§ Required work: Each line containing the word "Bons" must be collected.

Data items
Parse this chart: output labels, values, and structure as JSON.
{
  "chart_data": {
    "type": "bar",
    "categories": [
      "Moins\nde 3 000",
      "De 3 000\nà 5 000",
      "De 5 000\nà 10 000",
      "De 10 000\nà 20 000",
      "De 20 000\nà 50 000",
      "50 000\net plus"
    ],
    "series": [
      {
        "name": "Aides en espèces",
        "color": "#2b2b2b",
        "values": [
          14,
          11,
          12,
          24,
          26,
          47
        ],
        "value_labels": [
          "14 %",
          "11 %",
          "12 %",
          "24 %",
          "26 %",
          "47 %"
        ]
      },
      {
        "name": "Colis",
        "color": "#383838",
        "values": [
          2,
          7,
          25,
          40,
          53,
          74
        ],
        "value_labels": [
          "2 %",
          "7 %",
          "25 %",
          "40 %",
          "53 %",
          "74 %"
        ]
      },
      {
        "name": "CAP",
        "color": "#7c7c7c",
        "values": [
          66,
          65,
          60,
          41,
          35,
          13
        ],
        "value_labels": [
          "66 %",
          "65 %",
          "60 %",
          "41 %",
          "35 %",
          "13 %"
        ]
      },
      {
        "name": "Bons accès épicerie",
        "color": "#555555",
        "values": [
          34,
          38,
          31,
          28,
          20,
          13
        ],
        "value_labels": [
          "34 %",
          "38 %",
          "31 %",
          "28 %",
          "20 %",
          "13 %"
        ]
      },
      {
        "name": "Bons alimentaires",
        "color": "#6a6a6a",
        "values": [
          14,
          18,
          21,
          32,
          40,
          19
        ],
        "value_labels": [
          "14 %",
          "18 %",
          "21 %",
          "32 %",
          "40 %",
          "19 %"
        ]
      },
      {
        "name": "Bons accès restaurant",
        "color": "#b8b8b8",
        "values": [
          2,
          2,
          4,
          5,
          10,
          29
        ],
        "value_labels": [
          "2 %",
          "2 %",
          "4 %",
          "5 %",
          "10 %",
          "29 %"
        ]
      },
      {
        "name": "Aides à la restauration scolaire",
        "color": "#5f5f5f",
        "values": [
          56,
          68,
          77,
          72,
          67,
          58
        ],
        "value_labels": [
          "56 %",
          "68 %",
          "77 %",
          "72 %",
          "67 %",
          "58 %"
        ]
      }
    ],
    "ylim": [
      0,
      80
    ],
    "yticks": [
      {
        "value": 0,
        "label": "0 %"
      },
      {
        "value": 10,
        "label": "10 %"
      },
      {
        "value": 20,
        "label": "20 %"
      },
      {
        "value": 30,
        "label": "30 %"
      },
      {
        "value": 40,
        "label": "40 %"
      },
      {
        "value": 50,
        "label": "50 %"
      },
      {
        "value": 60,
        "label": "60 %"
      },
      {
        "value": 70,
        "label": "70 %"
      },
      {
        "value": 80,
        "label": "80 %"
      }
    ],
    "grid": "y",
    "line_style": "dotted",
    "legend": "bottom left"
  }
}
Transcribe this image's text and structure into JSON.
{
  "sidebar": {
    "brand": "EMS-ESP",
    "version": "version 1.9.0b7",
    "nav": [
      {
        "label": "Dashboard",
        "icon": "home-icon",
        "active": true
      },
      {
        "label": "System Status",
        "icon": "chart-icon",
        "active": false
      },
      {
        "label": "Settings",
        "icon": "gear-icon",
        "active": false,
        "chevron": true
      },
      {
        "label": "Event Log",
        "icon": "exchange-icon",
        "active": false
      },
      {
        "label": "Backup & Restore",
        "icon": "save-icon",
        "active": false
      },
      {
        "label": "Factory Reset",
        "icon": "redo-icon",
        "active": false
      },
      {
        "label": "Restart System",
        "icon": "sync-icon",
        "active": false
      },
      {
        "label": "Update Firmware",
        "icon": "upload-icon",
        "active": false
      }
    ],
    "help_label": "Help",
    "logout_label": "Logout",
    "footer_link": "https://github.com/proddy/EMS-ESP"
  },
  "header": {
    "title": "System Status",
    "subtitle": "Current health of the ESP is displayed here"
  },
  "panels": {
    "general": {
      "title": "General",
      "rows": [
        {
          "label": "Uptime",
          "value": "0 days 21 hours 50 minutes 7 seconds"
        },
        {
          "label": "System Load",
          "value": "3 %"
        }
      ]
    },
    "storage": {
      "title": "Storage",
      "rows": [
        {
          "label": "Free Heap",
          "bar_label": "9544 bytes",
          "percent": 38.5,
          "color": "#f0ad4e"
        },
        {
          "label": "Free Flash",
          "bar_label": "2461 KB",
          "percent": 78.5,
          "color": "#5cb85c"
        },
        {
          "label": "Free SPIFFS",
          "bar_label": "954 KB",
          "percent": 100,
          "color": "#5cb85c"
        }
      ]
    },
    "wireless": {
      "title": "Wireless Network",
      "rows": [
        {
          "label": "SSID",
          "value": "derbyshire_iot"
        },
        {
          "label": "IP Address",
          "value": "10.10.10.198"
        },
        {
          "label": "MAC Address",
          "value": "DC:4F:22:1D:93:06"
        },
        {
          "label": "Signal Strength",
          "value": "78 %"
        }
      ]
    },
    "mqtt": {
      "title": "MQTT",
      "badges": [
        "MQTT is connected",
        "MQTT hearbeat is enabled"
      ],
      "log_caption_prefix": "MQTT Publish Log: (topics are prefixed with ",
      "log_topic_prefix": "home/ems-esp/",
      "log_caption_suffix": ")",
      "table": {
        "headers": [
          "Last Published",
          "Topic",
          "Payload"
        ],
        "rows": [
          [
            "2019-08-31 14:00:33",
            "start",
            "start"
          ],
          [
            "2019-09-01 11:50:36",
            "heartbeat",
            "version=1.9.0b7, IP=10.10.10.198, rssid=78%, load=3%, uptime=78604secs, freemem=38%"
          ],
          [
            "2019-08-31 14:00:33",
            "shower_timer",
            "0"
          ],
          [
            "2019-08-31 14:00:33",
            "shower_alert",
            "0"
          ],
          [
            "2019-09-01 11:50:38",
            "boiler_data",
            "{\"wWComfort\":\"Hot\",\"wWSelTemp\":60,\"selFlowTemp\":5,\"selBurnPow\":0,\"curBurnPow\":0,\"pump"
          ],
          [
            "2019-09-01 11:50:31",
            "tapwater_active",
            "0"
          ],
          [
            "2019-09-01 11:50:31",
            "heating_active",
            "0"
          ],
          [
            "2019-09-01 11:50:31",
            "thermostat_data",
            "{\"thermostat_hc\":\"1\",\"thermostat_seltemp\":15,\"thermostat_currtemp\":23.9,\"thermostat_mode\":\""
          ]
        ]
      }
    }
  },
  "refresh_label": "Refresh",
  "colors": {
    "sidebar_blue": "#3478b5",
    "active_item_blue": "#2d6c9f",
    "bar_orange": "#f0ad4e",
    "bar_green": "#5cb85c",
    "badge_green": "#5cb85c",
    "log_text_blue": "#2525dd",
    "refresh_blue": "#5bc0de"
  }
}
---
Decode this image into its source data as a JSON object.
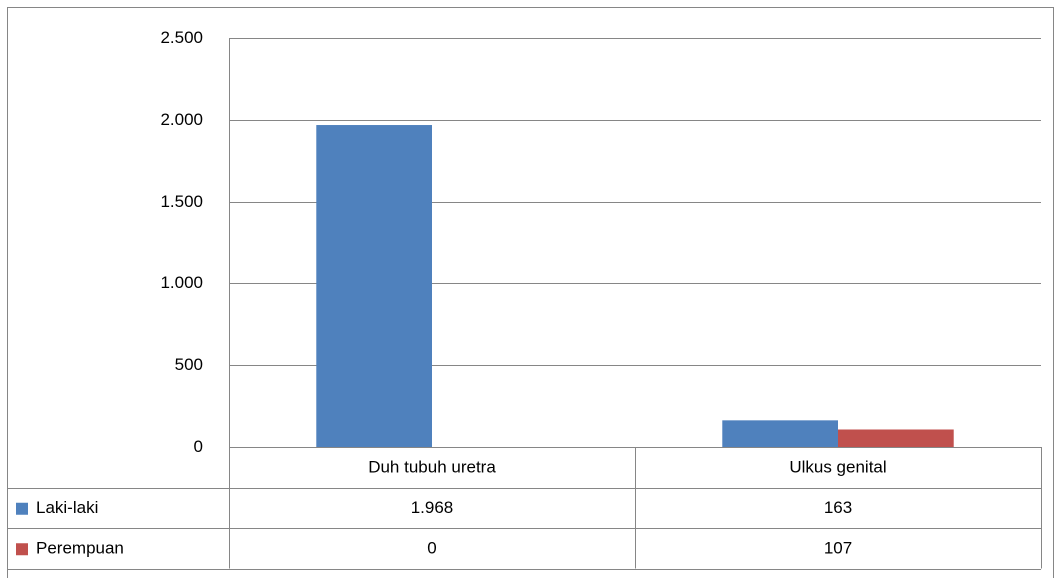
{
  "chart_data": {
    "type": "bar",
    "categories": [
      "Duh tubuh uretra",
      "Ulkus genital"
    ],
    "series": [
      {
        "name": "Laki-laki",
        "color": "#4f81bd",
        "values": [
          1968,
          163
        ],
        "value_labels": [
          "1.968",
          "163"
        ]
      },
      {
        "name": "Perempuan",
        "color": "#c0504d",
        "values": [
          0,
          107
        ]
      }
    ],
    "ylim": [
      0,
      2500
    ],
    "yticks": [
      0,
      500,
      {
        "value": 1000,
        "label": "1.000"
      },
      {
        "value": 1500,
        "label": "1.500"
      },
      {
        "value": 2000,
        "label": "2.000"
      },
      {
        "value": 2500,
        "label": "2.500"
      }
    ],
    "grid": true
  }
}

§ Full solution:
        "name": "Bons accès épicerie",
        "name": "Bons alimentaires",
        "name": "Bons accès restaurant",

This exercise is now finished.